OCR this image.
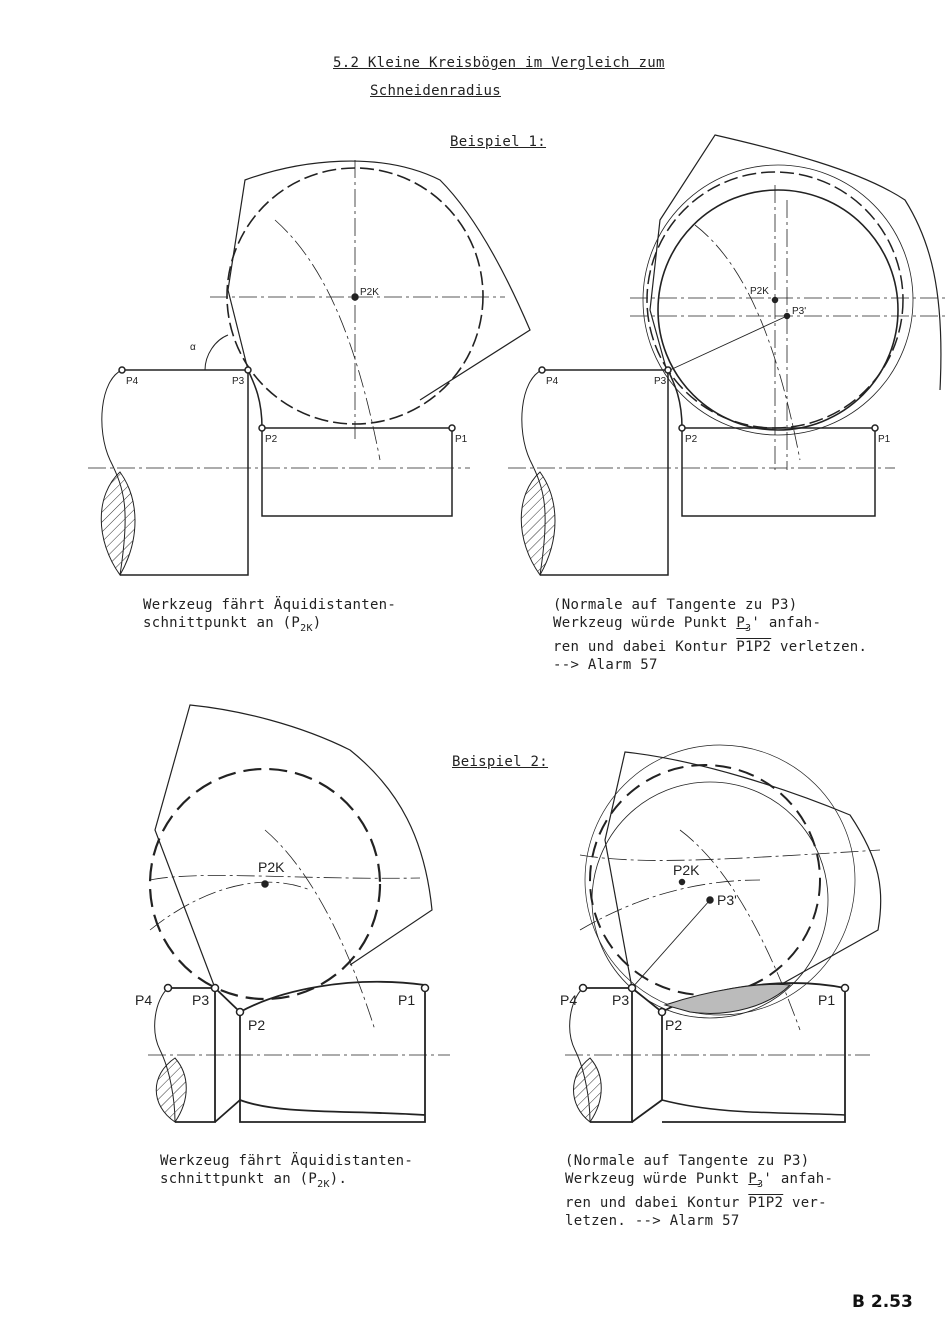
5.2 Kleine Kreisbögen im Vergleich zum
Schneidenradius
Beispiel 1:
Beispiel 2:
P4	P3
P2	P1
P2K
α
P4	P3
P2	P1
P2K
P3'
P4	P3
P2
P1
P2K
P4 P3
P2
P1
P2K
P3'
Werkzeug fährt Äquidistanten-
schnittpunkt an $(P_{2K})$
(Normale auf Tangente zu P3)
Werkzeug würde Punkt $P_3'$ anfah-
ren und dabei Kontur P1P2 verletzen.
--> Alarm 57
Werkzeug fährt Äquidistanten-
schnittpunkt an $(P_{2K})$.
(Normale auf Tangente zu P3)
Werkzeug würde Punkt $P_3'$ anfah-
ren und dabei Kontur P1P2 ver-
letzen. --> Alarm 57
B 2.53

### What is being asked
Omit the images and transcribe all of the records above word for word.

### Response to the task
OCR this image.
5.2 Kleine Kreisbögen im Vergleich zum
Schneidenradius
Beispiel 1:
Beispiel 2:
P4	P3
P2	P1
P2K
α
P4	P3
P2	P1
P2K
P3'
P4	P3
P2
P1
P2K
P4 P3
P2
P1
P2K
P3'
Werkzeug fährt Äquidistanten-
schnittpunkt an $(P_{2K})$
(Normale auf Tangente zu P3)
Werkzeug würde Punkt $P_3'$ anfah-
ren und dabei Kontur P1P2 verletzen.
--> Alarm 57
Werkzeug fährt Äquidistanten-
schnittpunkt an $(P_{2K})$.
(Normale auf Tangente zu P3)
Werkzeug würde Punkt $P_3'$ anfah-
ren und dabei Kontur P1P2 ver-
letzen. --> Alarm 57
B 2.53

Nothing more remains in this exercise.